Goal
Scan the lines below for the string "admittance" and copy every one that has it.

Supplied records
————————
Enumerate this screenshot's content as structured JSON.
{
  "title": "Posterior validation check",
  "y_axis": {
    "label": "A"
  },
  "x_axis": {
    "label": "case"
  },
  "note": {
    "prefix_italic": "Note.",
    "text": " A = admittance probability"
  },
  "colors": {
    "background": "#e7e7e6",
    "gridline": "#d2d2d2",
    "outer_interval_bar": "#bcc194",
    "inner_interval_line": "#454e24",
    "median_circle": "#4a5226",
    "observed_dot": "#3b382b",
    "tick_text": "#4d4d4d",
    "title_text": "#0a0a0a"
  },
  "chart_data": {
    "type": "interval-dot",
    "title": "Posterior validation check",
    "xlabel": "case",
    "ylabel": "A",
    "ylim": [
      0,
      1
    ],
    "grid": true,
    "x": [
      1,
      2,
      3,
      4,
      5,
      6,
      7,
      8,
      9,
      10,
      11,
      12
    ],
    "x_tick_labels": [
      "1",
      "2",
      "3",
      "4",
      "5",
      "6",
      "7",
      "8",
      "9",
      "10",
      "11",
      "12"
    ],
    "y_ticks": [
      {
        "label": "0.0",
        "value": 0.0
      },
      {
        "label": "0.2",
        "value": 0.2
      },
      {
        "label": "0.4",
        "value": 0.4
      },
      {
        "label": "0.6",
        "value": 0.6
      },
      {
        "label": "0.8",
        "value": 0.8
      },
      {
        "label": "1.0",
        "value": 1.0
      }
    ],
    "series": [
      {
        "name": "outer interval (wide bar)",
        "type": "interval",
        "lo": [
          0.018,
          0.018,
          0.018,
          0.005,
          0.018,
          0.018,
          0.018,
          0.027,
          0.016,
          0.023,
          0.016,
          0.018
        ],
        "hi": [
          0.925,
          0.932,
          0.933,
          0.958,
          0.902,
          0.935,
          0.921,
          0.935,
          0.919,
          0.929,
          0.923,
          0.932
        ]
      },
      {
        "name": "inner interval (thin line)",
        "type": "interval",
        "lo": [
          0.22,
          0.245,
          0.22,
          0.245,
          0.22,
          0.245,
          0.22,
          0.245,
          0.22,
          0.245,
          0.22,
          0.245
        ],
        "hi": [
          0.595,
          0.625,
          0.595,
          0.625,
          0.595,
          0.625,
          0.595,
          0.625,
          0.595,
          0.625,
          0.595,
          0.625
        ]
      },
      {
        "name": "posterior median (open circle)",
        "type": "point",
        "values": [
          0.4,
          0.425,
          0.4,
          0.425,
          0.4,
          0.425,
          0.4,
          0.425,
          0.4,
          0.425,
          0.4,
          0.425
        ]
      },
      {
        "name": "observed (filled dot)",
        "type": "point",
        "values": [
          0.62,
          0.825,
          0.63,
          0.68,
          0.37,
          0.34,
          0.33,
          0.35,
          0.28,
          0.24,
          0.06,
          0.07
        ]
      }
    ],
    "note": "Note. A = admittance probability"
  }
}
————————
The answer
    "text": " A = admittance probability"
    "note": "Note. A = admittance probability"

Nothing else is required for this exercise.